> [Aim]
Without omitting anything, retype the data that follows.

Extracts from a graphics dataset
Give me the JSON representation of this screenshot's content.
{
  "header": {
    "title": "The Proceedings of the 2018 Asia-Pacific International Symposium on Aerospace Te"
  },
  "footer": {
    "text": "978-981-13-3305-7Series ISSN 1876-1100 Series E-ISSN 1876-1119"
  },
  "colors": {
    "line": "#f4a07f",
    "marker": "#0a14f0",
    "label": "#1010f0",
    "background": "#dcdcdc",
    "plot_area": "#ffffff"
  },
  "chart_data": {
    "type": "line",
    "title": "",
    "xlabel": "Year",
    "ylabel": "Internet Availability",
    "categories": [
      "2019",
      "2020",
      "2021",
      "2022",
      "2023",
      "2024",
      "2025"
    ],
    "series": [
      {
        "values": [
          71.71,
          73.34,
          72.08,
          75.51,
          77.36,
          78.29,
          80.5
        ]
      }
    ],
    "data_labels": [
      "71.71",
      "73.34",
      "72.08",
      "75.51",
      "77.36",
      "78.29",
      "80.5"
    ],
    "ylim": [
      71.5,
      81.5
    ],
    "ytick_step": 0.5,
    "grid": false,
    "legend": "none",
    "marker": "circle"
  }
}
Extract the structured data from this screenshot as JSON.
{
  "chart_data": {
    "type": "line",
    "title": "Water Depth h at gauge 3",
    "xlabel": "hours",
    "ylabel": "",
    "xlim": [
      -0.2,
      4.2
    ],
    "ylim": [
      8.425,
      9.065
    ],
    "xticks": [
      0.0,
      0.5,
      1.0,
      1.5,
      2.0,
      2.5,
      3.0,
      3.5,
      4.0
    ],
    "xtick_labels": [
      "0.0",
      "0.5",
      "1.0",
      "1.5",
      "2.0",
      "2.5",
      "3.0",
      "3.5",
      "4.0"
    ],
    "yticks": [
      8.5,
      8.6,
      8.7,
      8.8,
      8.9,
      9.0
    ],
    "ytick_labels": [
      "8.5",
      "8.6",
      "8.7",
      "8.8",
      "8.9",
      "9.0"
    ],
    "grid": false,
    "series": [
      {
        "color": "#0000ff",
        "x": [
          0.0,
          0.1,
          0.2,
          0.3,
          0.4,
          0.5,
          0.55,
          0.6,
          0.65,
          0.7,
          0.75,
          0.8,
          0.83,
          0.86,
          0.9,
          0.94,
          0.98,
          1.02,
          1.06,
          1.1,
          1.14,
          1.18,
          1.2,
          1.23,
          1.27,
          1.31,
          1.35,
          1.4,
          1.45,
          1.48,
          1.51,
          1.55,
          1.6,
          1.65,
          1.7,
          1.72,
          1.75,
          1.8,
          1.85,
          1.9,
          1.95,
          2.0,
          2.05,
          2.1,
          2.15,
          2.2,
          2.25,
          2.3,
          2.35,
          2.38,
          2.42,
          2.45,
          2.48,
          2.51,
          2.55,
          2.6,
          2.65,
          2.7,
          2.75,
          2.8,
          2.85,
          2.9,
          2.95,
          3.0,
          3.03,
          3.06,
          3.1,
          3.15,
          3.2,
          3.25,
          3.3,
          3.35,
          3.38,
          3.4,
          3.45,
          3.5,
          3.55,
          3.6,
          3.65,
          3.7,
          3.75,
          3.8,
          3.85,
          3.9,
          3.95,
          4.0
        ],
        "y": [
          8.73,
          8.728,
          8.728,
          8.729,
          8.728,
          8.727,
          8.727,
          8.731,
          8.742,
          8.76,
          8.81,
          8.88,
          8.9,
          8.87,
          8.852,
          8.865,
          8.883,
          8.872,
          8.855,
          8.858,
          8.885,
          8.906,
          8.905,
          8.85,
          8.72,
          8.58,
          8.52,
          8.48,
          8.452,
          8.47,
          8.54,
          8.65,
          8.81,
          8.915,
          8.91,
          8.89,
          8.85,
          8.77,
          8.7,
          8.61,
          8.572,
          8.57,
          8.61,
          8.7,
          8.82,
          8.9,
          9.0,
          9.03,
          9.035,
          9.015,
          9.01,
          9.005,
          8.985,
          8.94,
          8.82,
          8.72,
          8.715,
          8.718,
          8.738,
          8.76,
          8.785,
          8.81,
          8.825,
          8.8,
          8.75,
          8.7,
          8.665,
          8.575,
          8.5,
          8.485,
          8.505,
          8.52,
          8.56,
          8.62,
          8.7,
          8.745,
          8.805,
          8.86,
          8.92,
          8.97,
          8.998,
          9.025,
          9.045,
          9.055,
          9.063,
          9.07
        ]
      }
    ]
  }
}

> [Problem solution]
Give me the JSON representation of this screenshot's content.
{
  "header": {
    "title": "The Proceedings of the 2018 Asia-Pacific International Symposium on Aerospace Te"
  },
  "footer": {
    "text": "978-981-13-3305-7Series ISSN 1876-1100 Series E-ISSN 1876-1119"
  },
  "colors": {
    "line": "#f4a07f",
    "marker": "#0a14f0",
    "label": "#1010f0",
    "background": "#dcdcdc",
    "plot_area": "#ffffff"
  },
  "chart_data": {
    "type": "line",
    "title": "",
    "xlabel": "Year",
    "ylabel": "Internet Availability",
    "categories": [
      "2019",
      "2020",
      "2021",
      "2022",
      "2023",
      "2024",
      "2025"
    ],
    "series": [
      {
        "values": [
          71.71,
          73.34,
          72.08,
          75.51,
          77.36,
          78.29,
          80.5
        ]
      }
    ],
    "data_labels": [
      "71.71",
      "73.34",
      "72.08",
      "75.51",
      "77.36",
      "78.29",
      "80.5"
    ],
    "ylim": [
      71.5,
      81.5
    ],
    "ytick_step": 0.5,
    "grid": false,
    "legend": "none",
    "marker": "circle"
  }
}
Extract the structured data from this screenshot as JSON.
{
  "chart_data": {
    "type": "line",
    "title": "Water Depth h at gauge 3",
    "xlabel": "hours",
    "ylabel": "",
    "xlim": [
      -0.2,
      4.2
    ],
    "ylim": [
      8.425,
      9.065
    ],
    "xticks": [
      0.0,
      0.5,
      1.0,
      1.5,
      2.0,
      2.5,
      3.0,
      3.5,
      4.0
    ],
    "xtick_labels": [
      "0.0",
      "0.5",
      "1.0",
      "1.5",
      "2.0",
      "2.5",
      "3.0",
      "3.5",
      "4.0"
    ],
    "yticks": [
      8.5,
      8.6,
      8.7,
      8.8,
      8.9,
      9.0
    ],
    "ytick_labels": [
      "8.5",
      "8.6",
      "8.7",
      "8.8",
      "8.9",
      "9.0"
    ],
    "grid": false,
    "series": [
      {
        "color": "#0000ff",
        "x": [
          0.0,
          0.1,
          0.2,
          0.3,
          0.4,
          0.5,
          0.55,
          0.6,
          0.65,
          0.7,
          0.75,
          0.8,
          0.83,
          0.86,
          0.9,
          0.94,
          0.98,
          1.02,
          1.06,
          1.1,
          1.14,
          1.18,
          1.2,
          1.23,
          1.27,
          1.31,
          1.35,
          1.4,
          1.45,
          1.48,
          1.51,
          1.55,
          1.6,
          1.65,
          1.7,
          1.72,
          1.75,
          1.8,
          1.85,
          1.9,
          1.95,
          2.0,
          2.05,
          2.1,
          2.15,
          2.2,
          2.25,
          2.3,
          2.35,
          2.38,
          2.42,
          2.45,
          2.48,
          2.51,
          2.55,
          2.6,
          2.65,
          2.7,
          2.75,
          2.8,
          2.85,
          2.9,
          2.95,
          3.0,
          3.03,
          3.06,
          3.1,
          3.15,
          3.2,
          3.25,
          3.3,
          3.35,
          3.38,
          3.4,
          3.45,
          3.5,
          3.55,
          3.6,
          3.65,
          3.7,
          3.75,
          3.8,
          3.85,
          3.9,
          3.95,
          4.0
        ],
        "y": [
          8.73,
          8.728,
          8.728,
          8.729,
          8.728,
          8.727,
          8.727,
          8.731,
          8.742,
          8.76,
          8.81,
          8.88,
          8.9,
          8.87,
          8.852,
          8.865,
          8.883,
          8.872,
          8.855,
          8.858,
          8.885,
          8.906,
          8.905,
          8.85,
          8.72,
          8.58,
          8.52,
          8.48,
          8.452,
          8.47,
          8.54,
          8.65,
          8.81,
          8.915,
          8.91,
          8.89,
          8.85,
          8.77,
          8.7,
          8.61,
          8.572,
          8.57,
          8.61,
          8.7,
          8.82,
          8.9,
          9.0,
          9.03,
          9.035,
          9.015,
          9.01,
          9.005,
          8.985,
          8.94,
          8.82,
          8.72,
          8.715,
          8.718,
          8.738,
          8.76,
          8.785,
          8.81,
          8.825,
          8.8,
          8.75,
          8.7,
          8.665,
          8.575,
          8.5,
          8.485,
          8.505,
          8.52,
          8.56,
          8.62,
          8.7,
          8.745,
          8.805,
          8.86,
          8.92,
          8.97,
          8.998,
          9.025,
          9.045,
          9.055,
          9.063,
          9.07
        ]
      }
    ]
  }
}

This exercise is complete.